**** Information given ****
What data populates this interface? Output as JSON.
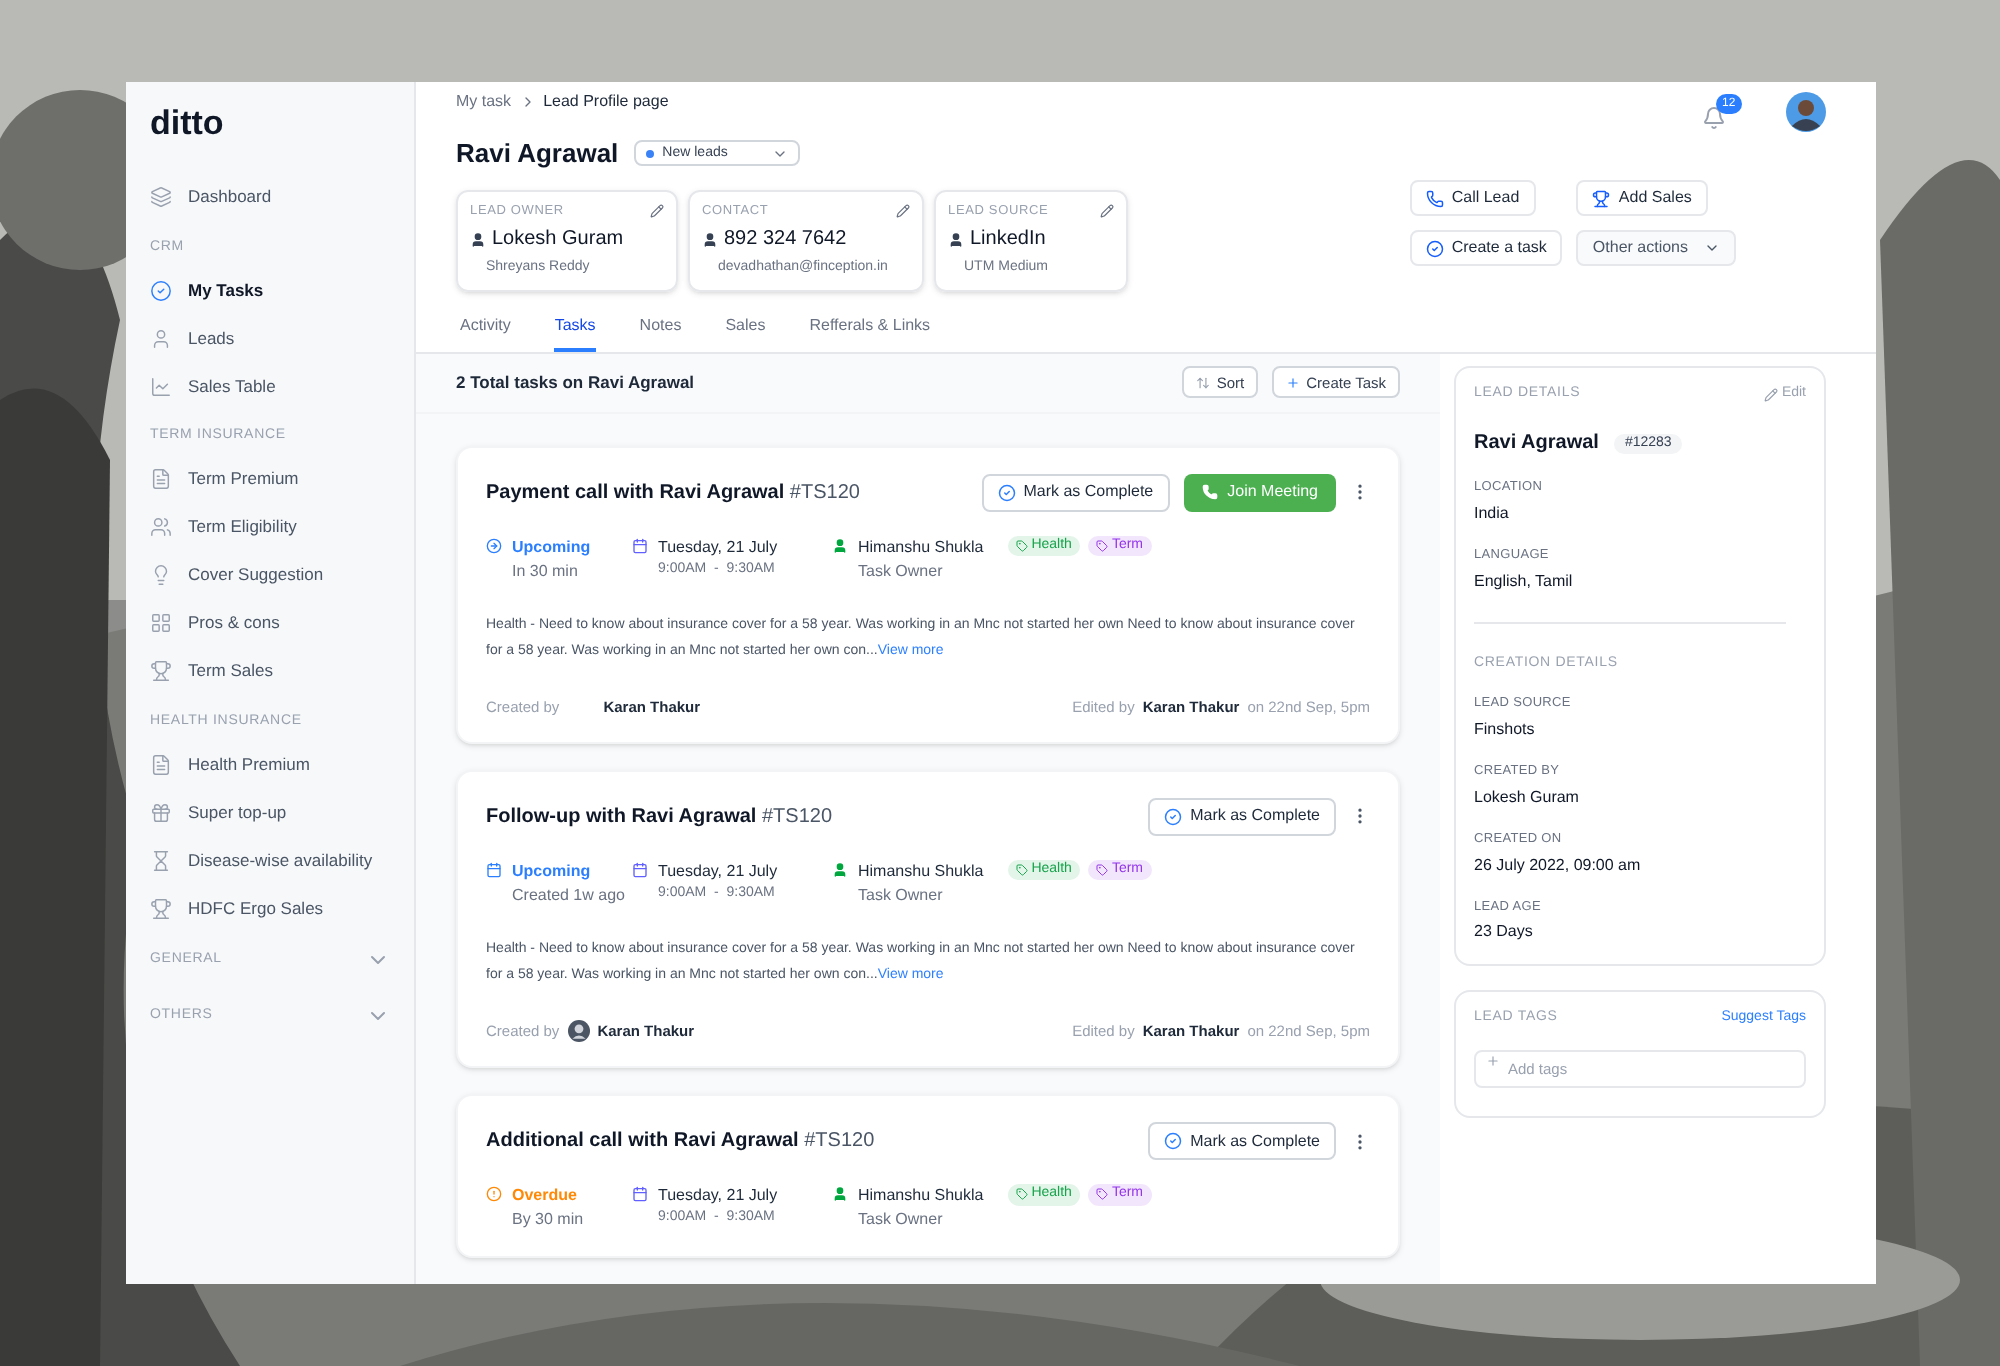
{
  "sidebar": {
    "logo": "ditto",
    "items": [
      {
        "kind": "item",
        "label": "Dashboard",
        "selected": false
      },
      {
        "kind": "section",
        "label": "CRM"
      },
      {
        "kind": "item",
        "label": "My Tasks",
        "selected": true
      },
      {
        "kind": "item",
        "label": "Leads",
        "selected": false
      },
      {
        "kind": "item",
        "label": "Sales Table",
        "selected": false
      },
      {
        "kind": "section",
        "label": "TERM INSURANCE"
      },
      {
        "kind": "item",
        "label": "Term Premium",
        "selected": false
      },
      {
        "kind": "item",
        "label": "Term Eligibility",
        "selected": false
      },
      {
        "kind": "item",
        "label": "Cover Suggestion",
        "selected": false
      },
      {
        "kind": "item",
        "label": "Pros & cons",
        "selected": false
      },
      {
        "kind": "item",
        "label": "Term Sales",
        "selected": false
      },
      {
        "kind": "section",
        "label": "HEALTH INSURANCE"
      },
      {
        "kind": "item",
        "label": "Health Premium",
        "selected": false
      },
      {
        "kind": "item",
        "label": "Super top-up",
        "selected": false
      },
      {
        "kind": "item",
        "label": "Disease-wise availability",
        "selected": false
      },
      {
        "kind": "item",
        "label": "HDFC Ergo Sales",
        "selected": false
      },
      {
        "kind": "group",
        "label": "GENERAL",
        "expanded": false
      },
      {
        "kind": "group",
        "label": "OTHERS",
        "expanded": false
      }
    ]
  },
  "breadcrumb": [
    "My task",
    "Lead Profile page"
  ],
  "notifications": {
    "count": "12"
  },
  "lead": {
    "name": "Ravi Agrawal",
    "status": {
      "label": "New leads",
      "color": "#3b82f6"
    }
  },
  "info_cards": [
    {
      "label": "LEAD OWNER",
      "value": "Lokesh Guram",
      "sub": "Shreyans Reddy"
    },
    {
      "label": "CONTACT",
      "value": "892 324 7642",
      "sub": "devadhathan@finception.in"
    },
    {
      "label": "LEAD SOURCE",
      "value": "LinkedIn",
      "sub": "UTM Medium"
    }
  ],
  "actions": [
    {
      "kind": "call",
      "label": "Call Lead"
    },
    {
      "kind": "sales",
      "label": "Add Sales"
    },
    {
      "kind": "task",
      "label": "Create a task"
    },
    {
      "kind": "menu",
      "label": "Other actions"
    }
  ],
  "tabs": [
    {
      "label": "Activity",
      "selected": false
    },
    {
      "label": "Tasks",
      "selected": true
    },
    {
      "label": "Notes",
      "selected": false
    },
    {
      "label": "Sales",
      "selected": false
    },
    {
      "label": "Refferals & Links",
      "selected": false
    }
  ],
  "tasks_header": {
    "title": "2 Total tasks on Ravi Agrawal",
    "sort": "Sort",
    "create": "Create Task"
  },
  "tasks": [
    {
      "title": "Payment call with Ravi Agrawal",
      "code": "#TS120",
      "complete": "Mark as Complete",
      "join": "Join Meeting",
      "status": {
        "kind": "upcoming",
        "label": "Upcoming",
        "sub": "In 30 min"
      },
      "date": "Tuesday, 21 July",
      "time": "9:00AM  -  9:30AM",
      "owner": "Himanshu Shukla",
      "owner_role": "Task Owner",
      "tags": [
        {
          "label": "Health",
          "color": "#16a34a"
        },
        {
          "label": "Term",
          "color": "#9333ea"
        }
      ],
      "description": "Health - Need to know about insurance cover for a 58 year. Was working in an Mnc not started her own Need to know about insurance cover for a 58 year. Was working in an Mnc not started her own con...",
      "view_more": "View more",
      "created_label": "Created by",
      "created_by": "Karan Thakur",
      "created_avatar": false,
      "edited_label": "Edited by",
      "edited_by": "Karan Thakur",
      "edited_on": "on 22nd Sep, 5pm"
    },
    {
      "title": "Follow-up  with Ravi Agrawal",
      "code": "#TS120",
      "complete": "Mark as Complete",
      "status": {
        "kind": "scheduled",
        "label": "Upcoming",
        "sub": "Created 1w ago"
      },
      "date": "Tuesday, 21 July",
      "time": "9:00AM  -  9:30AM",
      "owner": "Himanshu Shukla",
      "owner_role": "Task Owner",
      "tags": [
        {
          "label": "Health",
          "color": "#16a34a"
        },
        {
          "label": "Term",
          "color": "#9333ea"
        }
      ],
      "description": "Health - Need to know about insurance cover for a 58 year. Was working in an Mnc not started her own Need to know about insurance cover for a 58 year. Was working in an Mnc not started her own con...",
      "view_more": "View more",
      "created_label": "Created by",
      "created_by": "Karan Thakur",
      "created_avatar": true,
      "edited_label": "Edited by",
      "edited_by": "Karan Thakur",
      "edited_on": "on 22nd Sep, 5pm"
    },
    {
      "title": "Additional call with Ravi Agrawal",
      "code": "#TS120",
      "complete": "Mark as Complete",
      "status": {
        "kind": "overdue",
        "label": "Overdue",
        "sub": "By 30 min"
      },
      "date": "Tuesday, 21 July",
      "time": "9:00AM  -  9:30AM",
      "owner": "Himanshu Shukla",
      "owner_role": "Task Owner",
      "tags": [
        {
          "label": "Health",
          "color": "#16a34a"
        },
        {
          "label": "Term",
          "color": "#9333ea"
        }
      ]
    }
  ],
  "lead_details": {
    "title": "LEAD DETAILS",
    "edit": "Edit",
    "name": "Ravi Agrawal",
    "id": "#12283",
    "fields": [
      {
        "label": "LOCATION",
        "value": "India"
      },
      {
        "label": "LANGUAGE",
        "value": "English, Tamil"
      }
    ],
    "creation_title": "CREATION DETAILS",
    "creation_fields": [
      {
        "label": "LEAD SOURCE",
        "value": "Finshots"
      },
      {
        "label": "CREATED BY",
        "value": "Lokesh Guram"
      },
      {
        "label": "CREATED ON",
        "value": "26 July 2022, 09:00 am"
      },
      {
        "label": "LEAD AGE",
        "value": "23 Days"
      }
    ]
  },
  "lead_tags": {
    "title": "LEAD TAGS",
    "suggest": "Suggest Tags",
    "placeholder": "Add tags"
  }
}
****
#### Short problem
Copy all the lines of data exactly as they appear, dropping any images.

#### Written answer
What data populates this interface? Output as JSON.
{
  "sidebar": {
    "logo": "ditto",
    "items": [
      {
        "kind": "item",
        "label": "Dashboard",
        "selected": false
      },
      {
        "kind": "section",
        "label": "CRM"
      },
      {
        "kind": "item",
        "label": "My Tasks",
        "selected": true
      },
      {
        "kind": "item",
        "label": "Leads",
        "selected": false
      },
      {
        "kind": "item",
        "label": "Sales Table",
        "selected": false
      },
      {
        "kind": "section",
        "label": "TERM INSURANCE"
      },
      {
        "kind": "item",
        "label": "Term Premium",
        "selected": false
      },
      {
        "kind": "item",
        "label": "Term Eligibility",
        "selected": false
      },
      {
        "kind": "item",
        "label": "Cover Suggestion",
        "selected": false
      },
      {
        "kind": "item",
        "label": "Pros & cons",
        "selected": false
      },
      {
        "kind": "item",
        "label": "Term Sales",
        "selected": false
      },
      {
        "kind": "section",
        "label": "HEALTH INSURANCE"
      },
      {
        "kind": "item",
        "label": "Health Premium",
        "selected": false
      },
      {
        "kind": "item",
        "label": "Super top-up",
        "selected": false
      },
      {
        "kind": "item",
        "label": "Disease-wise availability",
        "selected": false
      },
      {
        "kind": "item",
        "label": "HDFC Ergo Sales",
        "selected": false
      },
      {
        "kind": "group",
        "label": "GENERAL",
        "expanded": false
      },
      {
        "kind": "group",
        "label": "OTHERS",
        "expanded": false
      }
    ]
  },
  "breadcrumb": [
    "My task",
    "Lead Profile page"
  ],
  "notifications": {
    "count": "12"
  },
  "lead": {
    "name": "Ravi Agrawal",
    "status": {
      "label": "New leads",
      "color": "#3b82f6"
    }
  },
  "info_cards": [
    {
      "label": "LEAD OWNER",
      "value": "Lokesh Guram",
      "sub": "Shreyans Reddy"
    },
    {
      "label": "CONTACT",
      "value": "892 324 7642",
      "sub": "devadhathan@finception.in"
    },
    {
      "label": "LEAD SOURCE",
      "value": "LinkedIn",
      "sub": "UTM Medium"
    }
  ],
  "actions": [
    {
      "kind": "call",
      "label": "Call Lead"
    },
    {
      "kind": "sales",
      "label": "Add Sales"
    },
    {
      "kind": "task",
      "label": "Create a task"
    },
    {
      "kind": "menu",
      "label": "Other actions"
    }
  ],
  "tabs": [
    {
      "label": "Activity",
      "selected": false
    },
    {
      "label": "Tasks",
      "selected": true
    },
    {
      "label": "Notes",
      "selected": false
    },
    {
      "label": "Sales",
      "selected": false
    },
    {
      "label": "Refferals & Links",
      "selected": false
    }
  ],
  "tasks_header": {
    "title": "2 Total tasks on Ravi Agrawal",
    "sort": "Sort",
    "create": "Create Task"
  },
  "tasks": [
    {
      "title": "Payment call with Ravi Agrawal",
      "code": "#TS120",
      "complete": "Mark as Complete",
      "join": "Join Meeting",
      "status": {
        "kind": "upcoming",
        "label": "Upcoming",
        "sub": "In 30 min"
      },
      "date": "Tuesday, 21 July",
      "time": "9:00AM  -  9:30AM",
      "owner": "Himanshu Shukla",
      "owner_role": "Task Owner",
      "tags": [
        {
          "label": "Health",
          "color": "#16a34a"
        },
        {
          "label": "Term",
          "color": "#9333ea"
        }
      ],
      "description": "Health - Need to know about insurance cover for a 58 year. Was working in an Mnc not started her own Need to know about insurance cover for a 58 year. Was working in an Mnc not started her own con...",
      "view_more": "View more",
      "created_label": "Created by",
      "created_by": "Karan Thakur",
      "created_avatar": false,
      "edited_label": "Edited by",
      "edited_by": "Karan Thakur",
      "edited_on": "on 22nd Sep, 5pm"
    },
    {
      "title": "Follow-up  with Ravi Agrawal",
      "code": "#TS120",
      "complete": "Mark as Complete",
      "status": {
        "kind": "scheduled",
        "label": "Upcoming",
        "sub": "Created 1w ago"
      },
      "date": "Tuesday, 21 July",
      "time": "9:00AM  -  9:30AM",
      "owner": "Himanshu Shukla",
      "owner_role": "Task Owner",
      "tags": [
        {
          "label": "Health",
          "color": "#16a34a"
        },
        {
          "label": "Term",
          "color": "#9333ea"
        }
      ],
      "description": "Health - Need to know about insurance cover for a 58 year. Was working in an Mnc not started her own Need to know about insurance cover for a 58 year. Was working in an Mnc not started her own con...",
      "view_more": "View more",
      "created_label": "Created by",
      "created_by": "Karan Thakur",
      "created_avatar": true,
      "edited_label": "Edited by",
      "edited_by": "Karan Thakur",
      "edited_on": "on 22nd Sep, 5pm"
    },
    {
      "title": "Additional call with Ravi Agrawal",
      "code": "#TS120",
      "complete": "Mark as Complete",
      "status": {
        "kind": "overdue",
        "label": "Overdue",
        "sub": "By 30 min"
      },
      "date": "Tuesday, 21 July",
      "time": "9:00AM  -  9:30AM",
      "owner": "Himanshu Shukla",
      "owner_role": "Task Owner",
      "tags": [
        {
          "label": "Health",
          "color": "#16a34a"
        },
        {
          "label": "Term",
          "color": "#9333ea"
        }
      ]
    }
  ],
  "lead_details": {
    "title": "LEAD DETAILS",
    "edit": "Edit",
    "name": "Ravi Agrawal",
    "id": "#12283",
    "fields": [
      {
        "label": "LOCATION",
        "value": "India"
      },
      {
        "label": "LANGUAGE",
        "value": "English, Tamil"
      }
    ],
    "creation_title": "CREATION DETAILS",
    "creation_fields": [
      {
        "label": "LEAD SOURCE",
        "value": "Finshots"
      },
      {
        "label": "CREATED BY",
        "value": "Lokesh Guram"
      },
      {
        "label": "CREATED ON",
        "value": "26 July 2022, 09:00 am"
      },
      {
        "label": "LEAD AGE",
        "value": "23 Days"
      }
    ]
  },
  "lead_tags": {
    "title": "LEAD TAGS",
    "suggest": "Suggest Tags",
    "placeholder": "Add tags"
  }
}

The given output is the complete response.